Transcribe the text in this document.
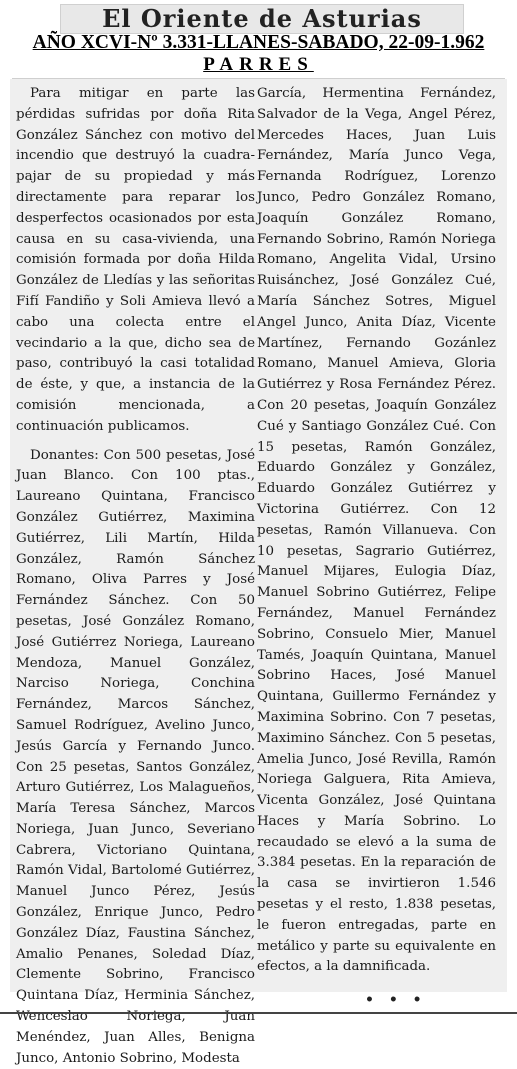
El Oriente de Asturias
AÑO XCVI-Nº 3.331-LLANES-SABADO, 22-09-1.962
PARRES

Para mitigar en parte las pérdidas sufridas por doña Rita González Sánchez con motivo del incendio que destruyó la cuadra-pajar de su propiedad y más directamente para reparar los desperfectos ocasionados por esta causa en su casa-vivienda, una comisión formada por doña Hilda González de Lledías y las señoritas Fifí Fandiño y Soli Amieva llevó a cabo una colecta entre el vecindario a la que, dicho sea de paso, contribuyó la casi totalidad de éste, y que, a instancia de la comisión mencionada, a continuación publicamos.

Donantes: Con 500 pesetas, José Juan Blanco. Con 100 ptas., Laureano Quintana, Francisco González Gutiérrez, Maximina Gutiérrez, Lili Martín, Hilda González, Ramón Sánchez Romano, Oliva Parres y José Fernández Sánchez. Con 50 pesetas, José González Romano, José Gutiérrez Noriega, Laureano Mendoza, Manuel González, Narciso Noriega, Conchina Fernández, Marcos Sánchez, Samuel Rodríguez, Avelino Junco, Jesús García y Fernando Junco. Con 25 pesetas, Santos González, Arturo Gutiérrez, Los Malagueños, María Teresa Sánchez, Marcos Noriega, Juan Junco, Severiano Cabrera, Victoriano Quintana, Ramón Vidal, Bartolomé Gutiérrez, Manuel Junco Pérez, Jesús González, Enrique Junco, Pedro González Díaz, Faustina Sánchez, Amalio Penanes, Soledad Díaz, Clemente Sobrino, Francisco Quintana Díaz, Herminia Sánchez, Wenceslao Noriega, Juan Menéndez, Juan Alles, Benigna Junco, Antonio Sobrino, Modesta

García, Hermentina Fernández, Salvador de la Vega, Angel Pérez, Mercedes Haces, Juan Luis Fernández, María Junco Vega, Fernanda Rodríguez, Lorenzo Junco, Pedro González Romano, Joaquín González Romano, Fernando Sobrino, Ramón Noriega Romano, Angelita Vidal, Ursino Ruisánchez, José González Cué, María Sánchez Sotres, Miguel Angel Junco, Anita Díaz, Vicente Martínez, Fernando Gozánlez Romano, Manuel Amieva, Gloria Gutiérrez y Rosa Fernández Pérez. Con 20 pesetas, Joaquín González Cué y Santiago González Cué. Con 15 pesetas, Ramón González, Eduardo González y González, Eduardo González Gutiérrez y Victorina Gutiérrez. Con 12 pesetas, Ramón Villanueva. Con 10 pesetas, Sagrario Gutiérrez, Manuel Mijares, Eulogia Díaz, Manuel Sobrino Gutiérrez, Felipe Fernández, Manuel Fernández Sobrino, Consuelo Mier, Manuel Tamés, Joaquín Quintana, Manuel Sobrino Haces, José Manuel Quintana, Guillermo Fernández y Maximina Sobrino. Con 7 pesetas, Maximino Sánchez. Con 5 pesetas, Amelia Junco, José Revilla, Ramón Noriega Galguera, Rita Amieva, Vicenta González, José Quintana Haces y María Sobrino. Lo recaudado se elevó a la suma de 3.384 pesetas. En la reparación de la casa se invirtieron 1.546 pesetas y el resto, 1.838 pesetas, le fueron entregadas, parte en metálico y parte su equivalente en efectos, a la damnificada.

• • •
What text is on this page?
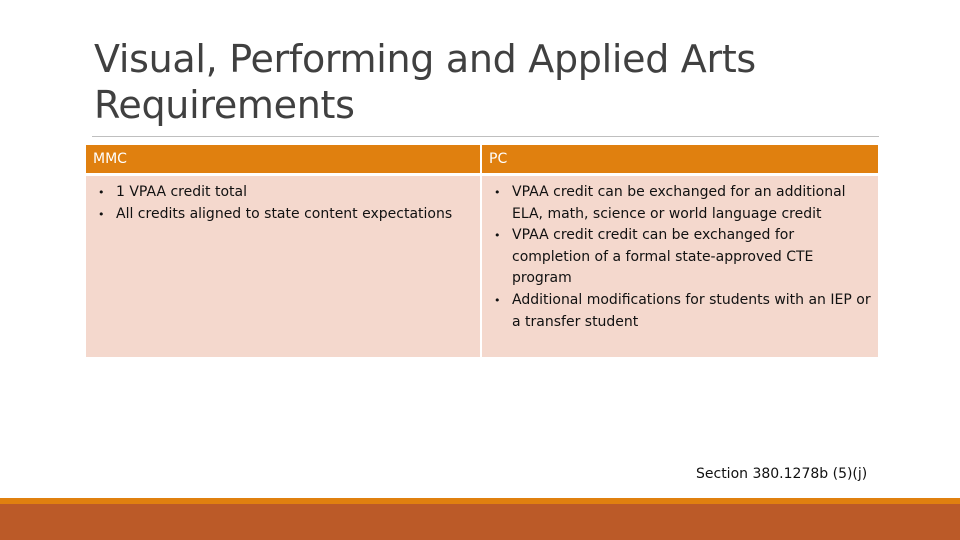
Visual, Performing and Applied Arts Requirements
MMC	PC
• 1 VPAA credit total
• All credits aligned to state content expectations
• VPAA credit can be exchanged for an additional ELA, math, science or world language credit
• VPAA credit credit can be exchanged for completion of a formal state-approved CTE program
• Additional modifications for students with an IEP or a transfer student
Section 380.1278b (5)(j)
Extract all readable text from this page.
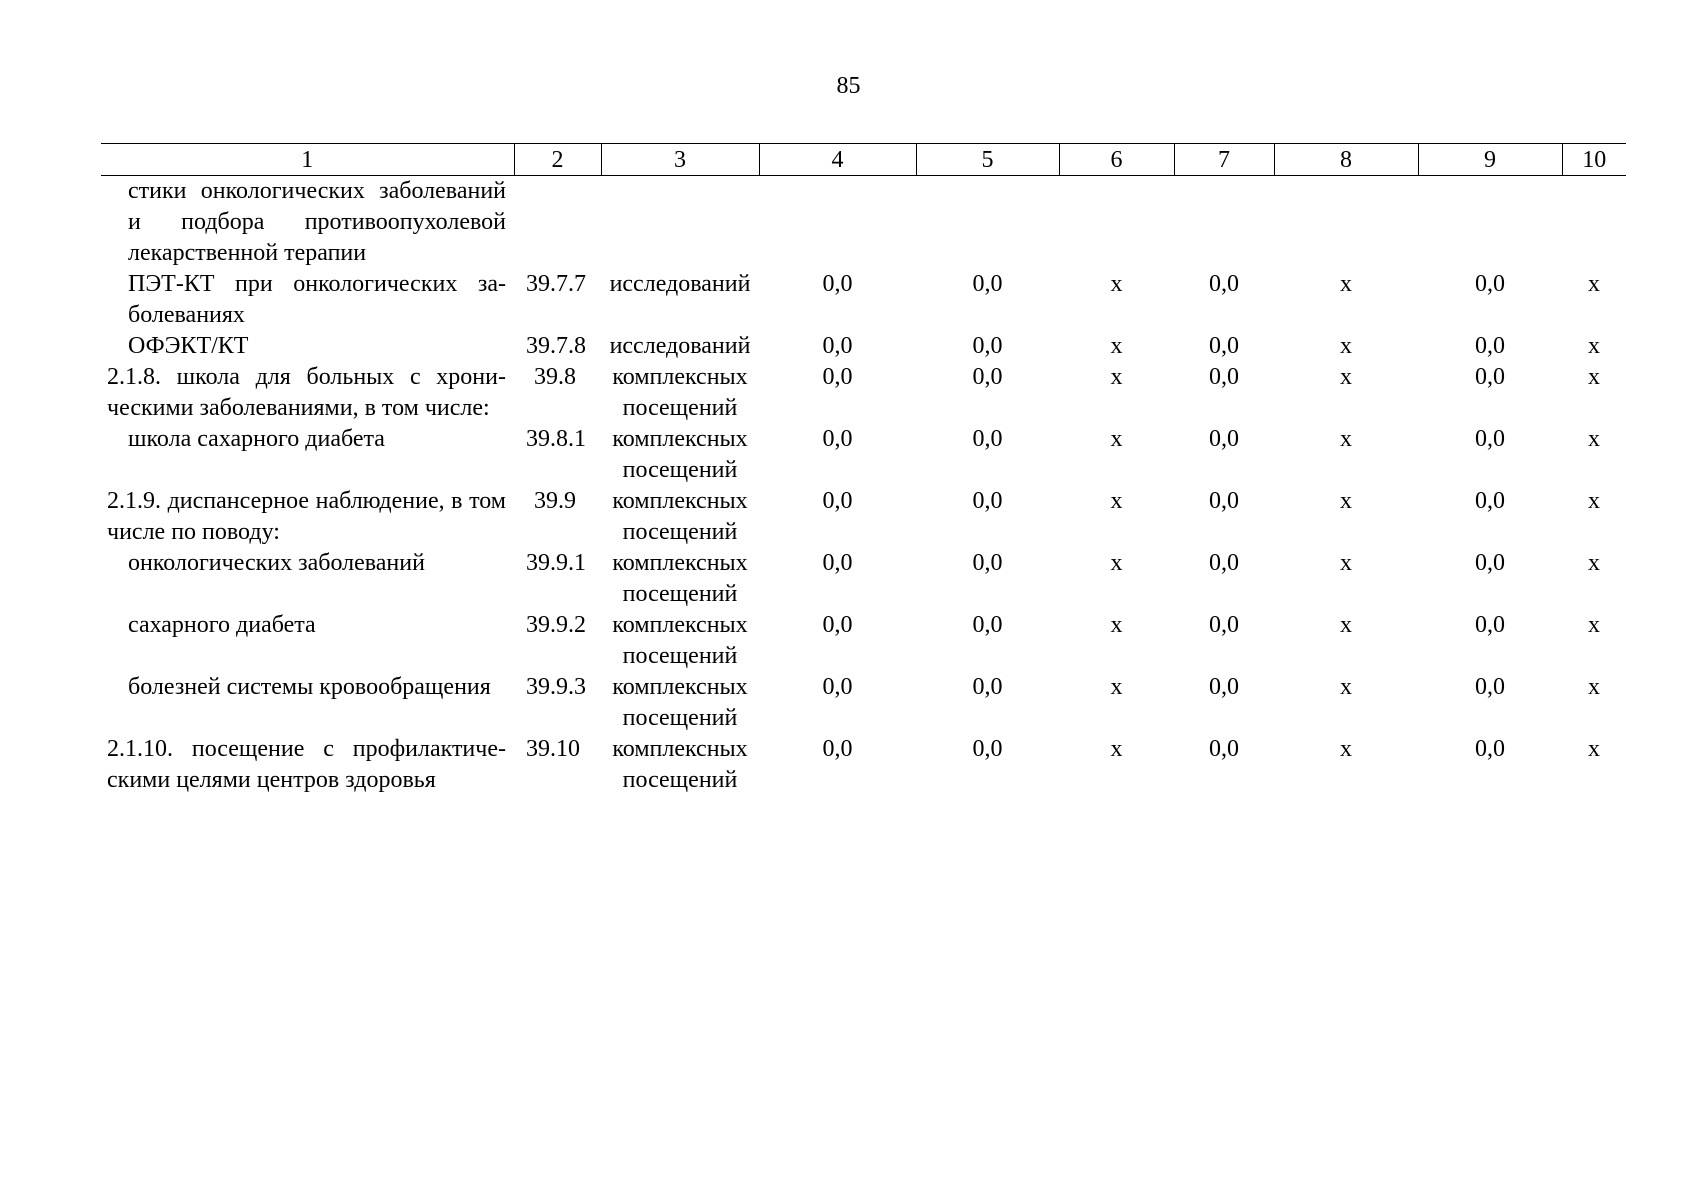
85
1	2	3	4	5	6	7	8	9	10
стики онкологических заболеваний и подбора противоопухолевой лекарственной терапии									
ПЭТ-КТ при онкологических заболеваниях	39.7.7	исследований	0,0	0,0	x	0,0	x	0,0	x
ОФЭКТ/КТ	39.7.8	исследований	0,0	0,0	x	0,0	x	0,0	x
2.1.8. школа для больных с хроническими заболеваниями, в том числе:	39.8	комплексных посещений	0,0	0,0	x	0,0	x	0,0	x
школа сахарного диабета	39.8.1	комплексных посещений	0,0	0,0	x	0,0	x	0,0	x
2.1.9. диспансерное наблюдение, в том числе по поводу:	39.9	комплексных посещений	0,0	0,0	x	0,0	x	0,0	x
онкологических заболеваний	39.9.1	комплексных посещений	0,0	0,0	x	0,0	x	0,0	x
сахарного диабета	39.9.2	комплексных посещений	0,0	0,0	x	0,0	x	0,0	x
болезней системы кровообращения	39.9.3	комплексных посещений	0,0	0,0	x	0,0	x	0,0	x
2.1.10. посещение с профилактическими целями центров здоровья	39.10	комплексных посещений	0,0	0,0	x	0,0	x	0,0	x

- - -

_WHAT TO WORK ON_
Look through the material above and work out how many of its lines contain "комплексных". State the number only.

_EXERCISE RESPONSE_
7